◆ Provided material
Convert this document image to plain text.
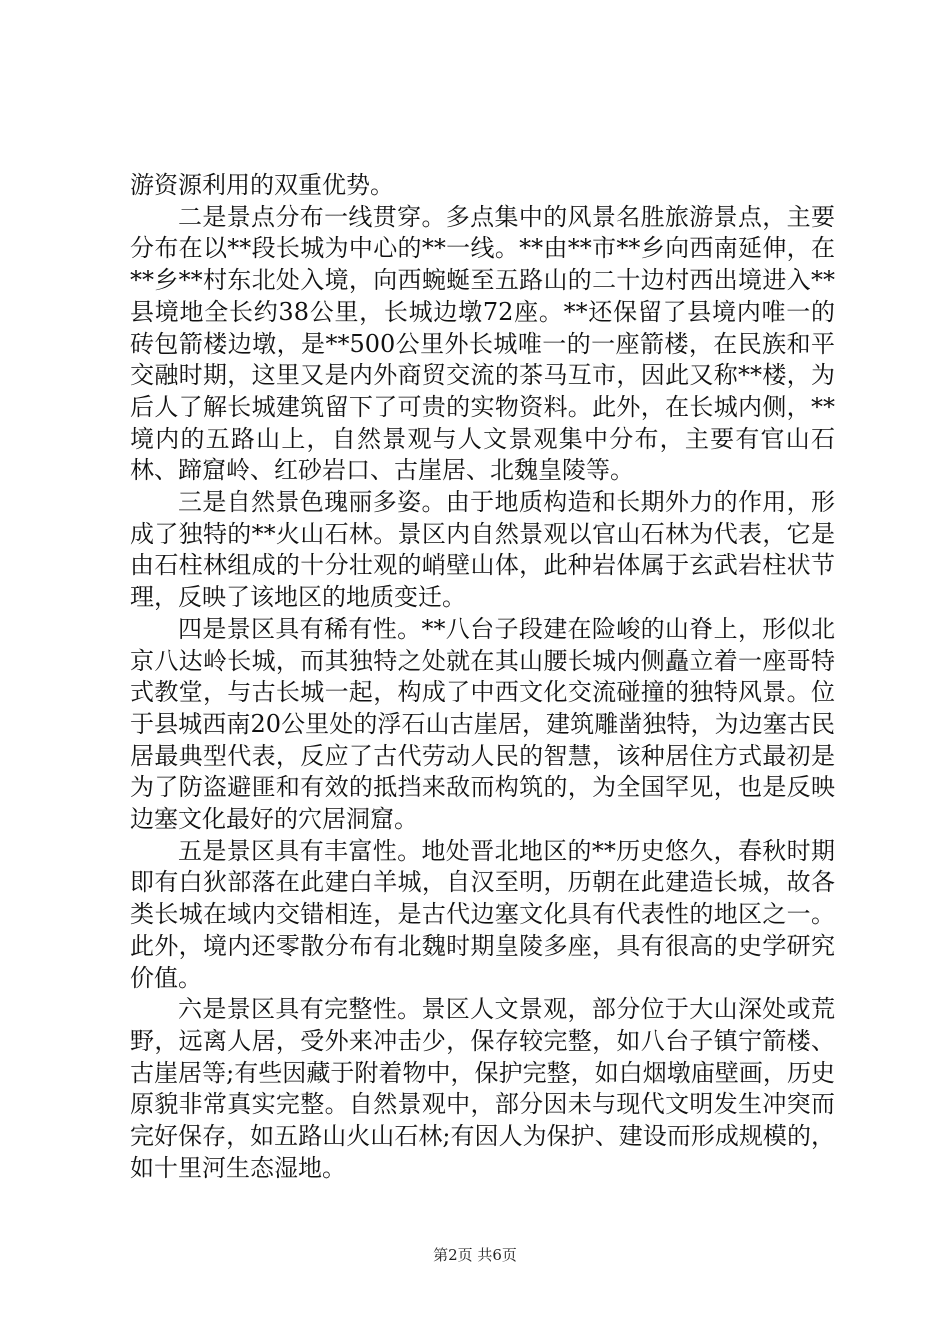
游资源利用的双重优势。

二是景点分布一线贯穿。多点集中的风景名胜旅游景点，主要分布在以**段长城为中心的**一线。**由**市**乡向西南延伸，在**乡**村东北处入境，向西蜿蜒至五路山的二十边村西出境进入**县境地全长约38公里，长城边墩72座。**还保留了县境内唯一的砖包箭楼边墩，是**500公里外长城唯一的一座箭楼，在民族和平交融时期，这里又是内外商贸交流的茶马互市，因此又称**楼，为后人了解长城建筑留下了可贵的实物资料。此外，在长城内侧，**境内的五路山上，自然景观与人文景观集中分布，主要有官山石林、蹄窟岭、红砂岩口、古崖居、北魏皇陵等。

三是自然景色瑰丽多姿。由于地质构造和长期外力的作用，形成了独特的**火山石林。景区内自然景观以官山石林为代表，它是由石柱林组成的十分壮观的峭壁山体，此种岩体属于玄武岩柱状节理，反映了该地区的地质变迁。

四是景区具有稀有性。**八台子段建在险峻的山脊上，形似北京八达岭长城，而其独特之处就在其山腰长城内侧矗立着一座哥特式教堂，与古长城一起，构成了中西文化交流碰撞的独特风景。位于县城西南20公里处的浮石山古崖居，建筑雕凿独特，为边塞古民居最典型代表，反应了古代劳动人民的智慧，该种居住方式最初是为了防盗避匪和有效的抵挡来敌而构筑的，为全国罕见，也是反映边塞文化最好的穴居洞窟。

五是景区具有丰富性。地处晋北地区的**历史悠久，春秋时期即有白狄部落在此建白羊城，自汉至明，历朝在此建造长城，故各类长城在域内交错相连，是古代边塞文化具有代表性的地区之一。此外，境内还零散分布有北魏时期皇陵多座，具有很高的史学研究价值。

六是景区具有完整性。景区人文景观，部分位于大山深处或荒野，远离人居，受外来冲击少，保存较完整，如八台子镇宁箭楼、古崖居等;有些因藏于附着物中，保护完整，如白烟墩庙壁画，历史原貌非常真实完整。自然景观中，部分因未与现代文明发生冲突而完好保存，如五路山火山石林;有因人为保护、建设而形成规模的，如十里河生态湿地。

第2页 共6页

==

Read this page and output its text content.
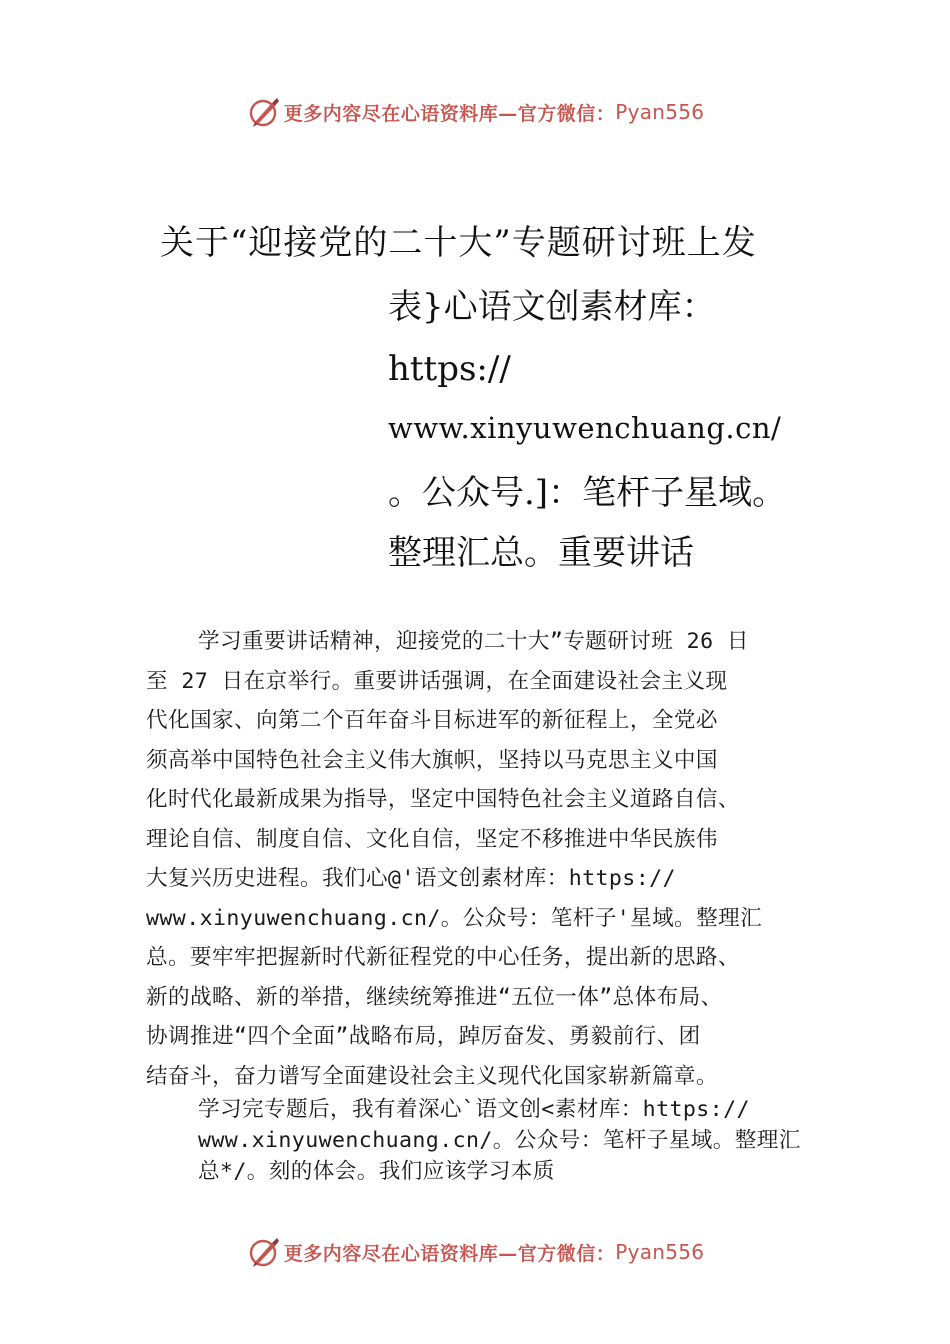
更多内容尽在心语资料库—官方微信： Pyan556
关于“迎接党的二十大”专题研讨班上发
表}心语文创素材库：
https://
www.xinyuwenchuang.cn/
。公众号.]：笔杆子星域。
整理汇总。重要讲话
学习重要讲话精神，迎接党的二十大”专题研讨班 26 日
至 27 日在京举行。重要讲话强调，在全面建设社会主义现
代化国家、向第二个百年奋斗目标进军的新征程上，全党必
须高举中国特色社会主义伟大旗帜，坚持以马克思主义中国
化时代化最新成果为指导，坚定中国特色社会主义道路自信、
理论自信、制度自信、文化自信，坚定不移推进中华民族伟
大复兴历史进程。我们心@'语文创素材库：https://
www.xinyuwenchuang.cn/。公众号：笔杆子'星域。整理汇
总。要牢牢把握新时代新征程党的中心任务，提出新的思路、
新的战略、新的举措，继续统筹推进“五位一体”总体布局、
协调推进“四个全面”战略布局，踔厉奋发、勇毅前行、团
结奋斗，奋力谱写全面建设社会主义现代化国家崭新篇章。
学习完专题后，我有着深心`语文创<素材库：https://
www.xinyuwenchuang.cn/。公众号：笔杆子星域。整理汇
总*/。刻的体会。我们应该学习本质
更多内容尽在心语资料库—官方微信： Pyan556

◆ What to do
Using the entries above, find all lines with "text". Copy them.

◆ Answer for the task
Convert this document image to plain text.
Read this page and output its text content.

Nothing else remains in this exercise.